_OBJECTIVE_: Isolate every line in the data with the string "Notes" and copy it.

========================================

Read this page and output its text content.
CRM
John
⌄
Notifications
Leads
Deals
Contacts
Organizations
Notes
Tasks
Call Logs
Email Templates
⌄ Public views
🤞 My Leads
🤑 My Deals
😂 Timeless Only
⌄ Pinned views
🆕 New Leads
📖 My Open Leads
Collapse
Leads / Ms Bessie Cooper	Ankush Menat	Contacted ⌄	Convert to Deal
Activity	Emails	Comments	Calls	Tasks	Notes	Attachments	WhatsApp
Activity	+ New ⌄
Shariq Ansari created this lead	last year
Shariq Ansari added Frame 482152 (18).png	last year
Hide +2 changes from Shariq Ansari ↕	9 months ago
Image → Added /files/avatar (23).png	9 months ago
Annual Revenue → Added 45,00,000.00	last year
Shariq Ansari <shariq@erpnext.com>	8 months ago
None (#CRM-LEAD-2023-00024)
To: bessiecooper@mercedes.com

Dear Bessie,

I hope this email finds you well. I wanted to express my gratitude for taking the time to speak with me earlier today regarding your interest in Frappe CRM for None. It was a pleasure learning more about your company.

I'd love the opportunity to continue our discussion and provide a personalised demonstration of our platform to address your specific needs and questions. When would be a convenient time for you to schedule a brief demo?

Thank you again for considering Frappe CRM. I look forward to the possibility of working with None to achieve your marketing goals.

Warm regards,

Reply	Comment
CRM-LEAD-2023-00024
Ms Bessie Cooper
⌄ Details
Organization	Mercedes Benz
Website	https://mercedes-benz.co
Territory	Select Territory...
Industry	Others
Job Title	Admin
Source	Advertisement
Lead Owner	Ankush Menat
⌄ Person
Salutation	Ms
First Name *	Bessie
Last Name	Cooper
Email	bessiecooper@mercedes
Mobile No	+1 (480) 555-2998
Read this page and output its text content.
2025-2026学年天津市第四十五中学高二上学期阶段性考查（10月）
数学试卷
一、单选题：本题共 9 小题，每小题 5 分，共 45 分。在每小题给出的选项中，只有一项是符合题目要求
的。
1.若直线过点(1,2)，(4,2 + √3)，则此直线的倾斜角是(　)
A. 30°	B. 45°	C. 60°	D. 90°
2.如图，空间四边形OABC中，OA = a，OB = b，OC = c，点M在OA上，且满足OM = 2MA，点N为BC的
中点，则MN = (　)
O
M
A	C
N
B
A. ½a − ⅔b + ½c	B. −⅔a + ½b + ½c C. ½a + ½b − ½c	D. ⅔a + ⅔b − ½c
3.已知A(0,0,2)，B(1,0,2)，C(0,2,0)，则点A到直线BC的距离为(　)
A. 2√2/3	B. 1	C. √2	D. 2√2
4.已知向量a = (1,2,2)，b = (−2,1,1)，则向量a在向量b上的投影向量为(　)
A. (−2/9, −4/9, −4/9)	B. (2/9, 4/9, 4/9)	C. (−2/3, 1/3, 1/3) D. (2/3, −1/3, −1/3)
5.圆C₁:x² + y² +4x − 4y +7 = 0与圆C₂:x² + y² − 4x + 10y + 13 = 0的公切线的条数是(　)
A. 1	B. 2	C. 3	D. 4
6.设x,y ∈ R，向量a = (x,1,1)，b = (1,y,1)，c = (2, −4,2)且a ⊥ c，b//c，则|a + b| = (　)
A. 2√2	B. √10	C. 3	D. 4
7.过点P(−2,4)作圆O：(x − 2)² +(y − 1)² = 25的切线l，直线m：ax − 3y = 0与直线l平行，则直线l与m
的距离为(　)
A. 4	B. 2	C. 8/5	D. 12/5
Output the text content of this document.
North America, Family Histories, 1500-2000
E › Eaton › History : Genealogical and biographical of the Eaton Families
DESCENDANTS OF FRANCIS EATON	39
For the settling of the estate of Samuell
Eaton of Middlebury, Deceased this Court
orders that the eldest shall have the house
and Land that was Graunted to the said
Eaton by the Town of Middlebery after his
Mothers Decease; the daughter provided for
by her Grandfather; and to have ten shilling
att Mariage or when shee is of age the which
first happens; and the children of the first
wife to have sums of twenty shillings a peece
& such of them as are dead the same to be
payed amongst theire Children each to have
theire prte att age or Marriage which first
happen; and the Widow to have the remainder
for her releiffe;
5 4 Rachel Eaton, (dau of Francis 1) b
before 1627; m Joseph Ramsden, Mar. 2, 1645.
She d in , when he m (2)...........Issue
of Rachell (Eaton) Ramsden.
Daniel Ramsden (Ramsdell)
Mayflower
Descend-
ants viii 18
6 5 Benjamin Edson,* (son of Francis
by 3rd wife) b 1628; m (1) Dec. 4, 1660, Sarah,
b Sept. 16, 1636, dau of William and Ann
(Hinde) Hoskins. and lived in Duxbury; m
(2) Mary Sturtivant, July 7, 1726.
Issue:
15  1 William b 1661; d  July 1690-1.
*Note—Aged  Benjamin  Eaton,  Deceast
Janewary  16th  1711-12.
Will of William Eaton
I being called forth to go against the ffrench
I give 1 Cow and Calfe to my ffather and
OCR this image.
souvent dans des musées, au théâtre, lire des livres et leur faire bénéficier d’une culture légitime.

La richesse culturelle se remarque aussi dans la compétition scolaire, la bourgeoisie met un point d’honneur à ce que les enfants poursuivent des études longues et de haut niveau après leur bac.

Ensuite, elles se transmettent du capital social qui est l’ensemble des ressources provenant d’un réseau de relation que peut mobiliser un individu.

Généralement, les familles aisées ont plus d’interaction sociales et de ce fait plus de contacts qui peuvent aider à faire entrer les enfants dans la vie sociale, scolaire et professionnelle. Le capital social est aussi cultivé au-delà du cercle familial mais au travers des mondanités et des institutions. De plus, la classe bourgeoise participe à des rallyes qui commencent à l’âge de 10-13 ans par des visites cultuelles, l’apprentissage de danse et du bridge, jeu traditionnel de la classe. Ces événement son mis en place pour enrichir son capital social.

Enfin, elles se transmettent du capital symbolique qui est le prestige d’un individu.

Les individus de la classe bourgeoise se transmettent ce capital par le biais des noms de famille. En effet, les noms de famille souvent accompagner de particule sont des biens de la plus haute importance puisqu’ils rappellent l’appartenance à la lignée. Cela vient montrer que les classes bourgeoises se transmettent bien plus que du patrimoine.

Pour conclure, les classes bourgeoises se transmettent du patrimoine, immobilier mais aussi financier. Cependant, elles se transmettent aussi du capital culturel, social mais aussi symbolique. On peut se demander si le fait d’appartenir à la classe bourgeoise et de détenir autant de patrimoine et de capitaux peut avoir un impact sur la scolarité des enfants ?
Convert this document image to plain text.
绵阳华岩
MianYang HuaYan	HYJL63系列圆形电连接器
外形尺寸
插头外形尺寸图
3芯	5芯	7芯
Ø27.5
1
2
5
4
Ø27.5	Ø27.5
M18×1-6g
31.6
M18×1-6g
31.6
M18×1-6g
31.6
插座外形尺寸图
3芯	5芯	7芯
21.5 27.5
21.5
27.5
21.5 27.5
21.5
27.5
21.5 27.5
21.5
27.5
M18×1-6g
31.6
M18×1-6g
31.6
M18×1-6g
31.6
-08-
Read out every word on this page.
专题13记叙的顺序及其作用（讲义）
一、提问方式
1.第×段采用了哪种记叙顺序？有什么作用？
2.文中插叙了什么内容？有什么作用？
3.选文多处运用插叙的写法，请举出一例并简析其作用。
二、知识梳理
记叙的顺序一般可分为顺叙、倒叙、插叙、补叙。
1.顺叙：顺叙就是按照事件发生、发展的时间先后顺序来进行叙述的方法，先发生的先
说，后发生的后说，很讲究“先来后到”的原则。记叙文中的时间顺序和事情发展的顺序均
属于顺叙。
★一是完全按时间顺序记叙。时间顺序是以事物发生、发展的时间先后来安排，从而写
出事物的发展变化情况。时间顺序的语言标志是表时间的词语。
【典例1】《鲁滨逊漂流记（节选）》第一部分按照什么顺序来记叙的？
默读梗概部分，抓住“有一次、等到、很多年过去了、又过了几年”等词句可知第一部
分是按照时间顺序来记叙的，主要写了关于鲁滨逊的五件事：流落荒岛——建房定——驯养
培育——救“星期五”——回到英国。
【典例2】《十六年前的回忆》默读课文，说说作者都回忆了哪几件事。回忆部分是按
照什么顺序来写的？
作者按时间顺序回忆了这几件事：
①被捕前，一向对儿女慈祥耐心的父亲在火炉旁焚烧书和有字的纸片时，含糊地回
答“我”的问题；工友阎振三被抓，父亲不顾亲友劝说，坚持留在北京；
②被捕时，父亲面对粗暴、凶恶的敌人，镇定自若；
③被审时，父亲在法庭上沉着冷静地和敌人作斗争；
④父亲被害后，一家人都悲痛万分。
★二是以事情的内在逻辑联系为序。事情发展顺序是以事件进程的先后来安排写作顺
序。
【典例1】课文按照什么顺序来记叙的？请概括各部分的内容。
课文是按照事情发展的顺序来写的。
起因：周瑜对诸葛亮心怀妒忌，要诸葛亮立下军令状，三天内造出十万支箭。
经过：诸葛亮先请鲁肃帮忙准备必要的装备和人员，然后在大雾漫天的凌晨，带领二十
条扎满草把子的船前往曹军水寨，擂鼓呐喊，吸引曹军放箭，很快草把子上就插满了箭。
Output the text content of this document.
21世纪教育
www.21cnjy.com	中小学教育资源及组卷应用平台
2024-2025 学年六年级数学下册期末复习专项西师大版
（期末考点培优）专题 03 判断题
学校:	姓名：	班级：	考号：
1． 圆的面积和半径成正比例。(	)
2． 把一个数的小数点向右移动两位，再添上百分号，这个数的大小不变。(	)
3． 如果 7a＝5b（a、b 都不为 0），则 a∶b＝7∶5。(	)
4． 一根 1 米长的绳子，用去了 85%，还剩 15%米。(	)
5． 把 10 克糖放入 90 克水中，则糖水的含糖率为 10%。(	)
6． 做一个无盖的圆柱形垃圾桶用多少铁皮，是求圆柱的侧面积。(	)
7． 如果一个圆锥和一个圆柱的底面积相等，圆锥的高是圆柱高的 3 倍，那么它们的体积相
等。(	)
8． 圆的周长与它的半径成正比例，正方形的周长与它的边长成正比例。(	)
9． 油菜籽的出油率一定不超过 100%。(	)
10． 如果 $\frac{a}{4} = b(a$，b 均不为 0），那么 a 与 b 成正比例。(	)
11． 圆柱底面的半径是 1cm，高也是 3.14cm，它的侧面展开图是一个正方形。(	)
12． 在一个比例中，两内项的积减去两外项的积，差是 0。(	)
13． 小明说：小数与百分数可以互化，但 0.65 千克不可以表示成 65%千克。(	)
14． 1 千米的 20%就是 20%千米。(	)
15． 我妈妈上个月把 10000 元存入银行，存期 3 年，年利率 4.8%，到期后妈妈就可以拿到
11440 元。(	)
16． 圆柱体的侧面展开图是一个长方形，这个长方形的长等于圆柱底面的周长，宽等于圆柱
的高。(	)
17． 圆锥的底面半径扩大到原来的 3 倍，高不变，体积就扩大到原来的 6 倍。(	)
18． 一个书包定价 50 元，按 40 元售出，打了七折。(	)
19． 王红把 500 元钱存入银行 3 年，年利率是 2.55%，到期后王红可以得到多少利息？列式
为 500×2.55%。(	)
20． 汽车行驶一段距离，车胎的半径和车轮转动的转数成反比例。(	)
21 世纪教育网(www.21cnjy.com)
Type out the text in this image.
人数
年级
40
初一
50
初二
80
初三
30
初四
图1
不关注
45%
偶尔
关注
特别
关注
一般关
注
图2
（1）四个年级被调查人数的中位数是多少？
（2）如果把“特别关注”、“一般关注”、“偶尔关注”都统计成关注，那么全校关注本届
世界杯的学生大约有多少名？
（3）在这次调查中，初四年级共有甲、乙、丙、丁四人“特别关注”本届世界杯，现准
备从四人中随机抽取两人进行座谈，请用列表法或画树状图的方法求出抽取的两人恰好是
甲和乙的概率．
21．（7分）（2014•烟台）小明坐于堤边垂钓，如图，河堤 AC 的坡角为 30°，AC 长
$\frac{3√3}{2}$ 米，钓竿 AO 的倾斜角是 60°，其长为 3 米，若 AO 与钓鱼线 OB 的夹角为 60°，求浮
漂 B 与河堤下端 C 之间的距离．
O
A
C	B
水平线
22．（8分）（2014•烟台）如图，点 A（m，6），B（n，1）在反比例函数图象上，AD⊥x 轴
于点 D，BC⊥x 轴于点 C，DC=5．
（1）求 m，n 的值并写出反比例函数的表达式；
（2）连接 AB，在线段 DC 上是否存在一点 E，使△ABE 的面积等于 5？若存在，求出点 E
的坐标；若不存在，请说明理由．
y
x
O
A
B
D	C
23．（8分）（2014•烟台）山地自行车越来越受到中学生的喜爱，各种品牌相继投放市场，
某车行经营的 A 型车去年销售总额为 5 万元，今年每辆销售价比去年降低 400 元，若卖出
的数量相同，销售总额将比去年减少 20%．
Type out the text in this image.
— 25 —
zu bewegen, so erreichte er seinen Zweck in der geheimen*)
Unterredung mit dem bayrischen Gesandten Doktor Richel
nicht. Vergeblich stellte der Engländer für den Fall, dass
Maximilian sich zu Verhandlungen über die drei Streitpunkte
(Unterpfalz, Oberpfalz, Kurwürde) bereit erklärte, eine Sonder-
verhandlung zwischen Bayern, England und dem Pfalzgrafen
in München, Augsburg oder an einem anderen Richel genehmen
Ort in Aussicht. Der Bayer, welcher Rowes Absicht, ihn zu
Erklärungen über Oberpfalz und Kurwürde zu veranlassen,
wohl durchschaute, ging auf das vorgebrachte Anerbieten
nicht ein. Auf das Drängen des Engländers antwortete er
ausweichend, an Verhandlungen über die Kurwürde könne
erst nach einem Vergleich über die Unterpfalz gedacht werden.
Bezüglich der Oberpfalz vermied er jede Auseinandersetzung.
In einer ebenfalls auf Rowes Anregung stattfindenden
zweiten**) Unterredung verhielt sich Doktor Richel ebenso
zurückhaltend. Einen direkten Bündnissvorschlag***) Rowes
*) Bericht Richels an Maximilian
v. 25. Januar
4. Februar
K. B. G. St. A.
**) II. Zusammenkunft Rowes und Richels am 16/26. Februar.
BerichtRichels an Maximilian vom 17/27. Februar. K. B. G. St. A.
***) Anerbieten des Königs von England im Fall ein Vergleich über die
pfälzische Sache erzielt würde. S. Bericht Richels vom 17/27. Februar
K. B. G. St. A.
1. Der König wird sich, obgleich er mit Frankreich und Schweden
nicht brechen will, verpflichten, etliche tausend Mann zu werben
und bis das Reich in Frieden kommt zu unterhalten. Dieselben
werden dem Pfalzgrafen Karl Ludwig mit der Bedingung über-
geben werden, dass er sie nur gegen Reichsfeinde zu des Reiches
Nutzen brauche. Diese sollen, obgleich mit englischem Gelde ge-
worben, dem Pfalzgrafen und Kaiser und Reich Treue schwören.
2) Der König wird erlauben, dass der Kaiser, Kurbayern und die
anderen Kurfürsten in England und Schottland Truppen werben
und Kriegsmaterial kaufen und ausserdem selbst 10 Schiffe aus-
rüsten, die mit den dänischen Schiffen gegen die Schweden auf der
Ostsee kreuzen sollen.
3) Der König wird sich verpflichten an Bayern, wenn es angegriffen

========================================

_OUTPUT FOR THIS EXERCISE_:
Notes
Activity	Emails	Comments	Calls	Tasks	Notes	Attachments	WhatsApp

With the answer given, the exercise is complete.